Exercise directions: Scan the records for the word "degré". Copy each line that includes it.

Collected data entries

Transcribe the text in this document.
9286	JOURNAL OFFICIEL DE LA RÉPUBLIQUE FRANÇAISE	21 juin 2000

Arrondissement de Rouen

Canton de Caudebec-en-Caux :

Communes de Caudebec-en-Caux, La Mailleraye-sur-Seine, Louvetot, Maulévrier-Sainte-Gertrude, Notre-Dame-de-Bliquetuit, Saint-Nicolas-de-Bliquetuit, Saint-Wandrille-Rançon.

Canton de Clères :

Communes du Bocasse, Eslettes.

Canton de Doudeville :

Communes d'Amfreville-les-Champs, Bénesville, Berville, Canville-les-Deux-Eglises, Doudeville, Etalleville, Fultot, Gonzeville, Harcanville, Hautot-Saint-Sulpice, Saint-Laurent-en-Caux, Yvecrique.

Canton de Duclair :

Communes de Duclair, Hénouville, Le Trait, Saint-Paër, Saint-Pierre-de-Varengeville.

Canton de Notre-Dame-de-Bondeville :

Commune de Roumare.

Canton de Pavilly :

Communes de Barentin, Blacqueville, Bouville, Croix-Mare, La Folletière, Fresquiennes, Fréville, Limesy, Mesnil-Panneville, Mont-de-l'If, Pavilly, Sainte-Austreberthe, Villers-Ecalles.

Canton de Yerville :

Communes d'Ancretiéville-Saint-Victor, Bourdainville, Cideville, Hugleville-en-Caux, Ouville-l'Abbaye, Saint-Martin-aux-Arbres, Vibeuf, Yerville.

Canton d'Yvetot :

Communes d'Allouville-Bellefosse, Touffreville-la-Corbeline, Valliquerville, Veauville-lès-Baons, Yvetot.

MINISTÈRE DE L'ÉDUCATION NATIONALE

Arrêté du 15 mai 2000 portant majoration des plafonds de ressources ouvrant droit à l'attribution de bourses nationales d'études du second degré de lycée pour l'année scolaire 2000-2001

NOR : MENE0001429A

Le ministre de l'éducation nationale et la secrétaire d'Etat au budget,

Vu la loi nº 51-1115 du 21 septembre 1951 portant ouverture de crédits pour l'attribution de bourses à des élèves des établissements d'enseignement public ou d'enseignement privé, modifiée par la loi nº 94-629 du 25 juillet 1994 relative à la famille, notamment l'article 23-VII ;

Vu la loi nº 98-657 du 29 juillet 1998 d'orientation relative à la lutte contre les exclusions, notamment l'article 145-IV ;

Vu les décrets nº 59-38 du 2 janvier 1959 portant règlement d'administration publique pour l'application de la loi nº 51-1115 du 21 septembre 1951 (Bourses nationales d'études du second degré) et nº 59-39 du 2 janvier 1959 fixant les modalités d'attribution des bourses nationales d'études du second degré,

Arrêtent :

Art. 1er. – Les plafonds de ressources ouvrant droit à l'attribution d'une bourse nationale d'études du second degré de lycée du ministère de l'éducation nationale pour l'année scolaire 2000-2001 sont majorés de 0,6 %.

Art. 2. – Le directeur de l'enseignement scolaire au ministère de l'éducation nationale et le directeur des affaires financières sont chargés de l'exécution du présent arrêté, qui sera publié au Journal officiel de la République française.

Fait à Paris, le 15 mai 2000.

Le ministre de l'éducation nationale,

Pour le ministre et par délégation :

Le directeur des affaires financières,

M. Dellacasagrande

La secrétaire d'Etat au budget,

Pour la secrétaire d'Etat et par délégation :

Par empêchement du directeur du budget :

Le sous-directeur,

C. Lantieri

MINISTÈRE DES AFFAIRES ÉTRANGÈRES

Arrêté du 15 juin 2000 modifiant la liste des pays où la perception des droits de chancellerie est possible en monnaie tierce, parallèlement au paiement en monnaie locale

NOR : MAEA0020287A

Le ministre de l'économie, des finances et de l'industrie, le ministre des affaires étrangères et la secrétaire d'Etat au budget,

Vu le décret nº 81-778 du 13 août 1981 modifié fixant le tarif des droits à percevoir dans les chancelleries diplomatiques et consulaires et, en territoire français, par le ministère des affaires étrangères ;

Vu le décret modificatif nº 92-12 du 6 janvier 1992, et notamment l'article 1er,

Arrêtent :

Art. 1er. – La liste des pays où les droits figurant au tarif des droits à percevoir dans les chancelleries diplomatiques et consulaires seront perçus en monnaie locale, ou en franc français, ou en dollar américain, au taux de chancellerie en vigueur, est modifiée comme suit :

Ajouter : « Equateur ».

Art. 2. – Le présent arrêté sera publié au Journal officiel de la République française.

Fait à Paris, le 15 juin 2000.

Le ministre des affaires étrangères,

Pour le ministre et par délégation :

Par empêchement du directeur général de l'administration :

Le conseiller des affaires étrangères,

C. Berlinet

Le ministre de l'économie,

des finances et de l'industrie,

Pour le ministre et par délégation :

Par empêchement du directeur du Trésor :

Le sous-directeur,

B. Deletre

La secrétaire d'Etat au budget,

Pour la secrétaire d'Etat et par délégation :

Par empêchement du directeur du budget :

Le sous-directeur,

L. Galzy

Answer to the exercise:
Arrêté du 15 mai 2000 portant majoration des plafonds de ressources ouvrant droit à l'attribution de bourses nationales d'études du second degré de lycée pour l'année scolaire 2000-2001
Vu les décrets nº 59-38 du 2 janvier 1959 portant règlement d'administration publique pour l'application de la loi nº 51-1115 du 21 septembre 1951 (Bourses nationales d'études du second degré) et nº 59-39 du 2 janvier 1959 fixant les modalités d'attribution des bourses nationales d'études du second degré,
Art. 1er. – Les plafonds de ressources ouvrant droit à l'attribution d'une bourse nationale d'études du second degré de lycée du ministère de l'éducation nationale pour l'année scolaire 2000-2001 sont majorés de 0,6 %.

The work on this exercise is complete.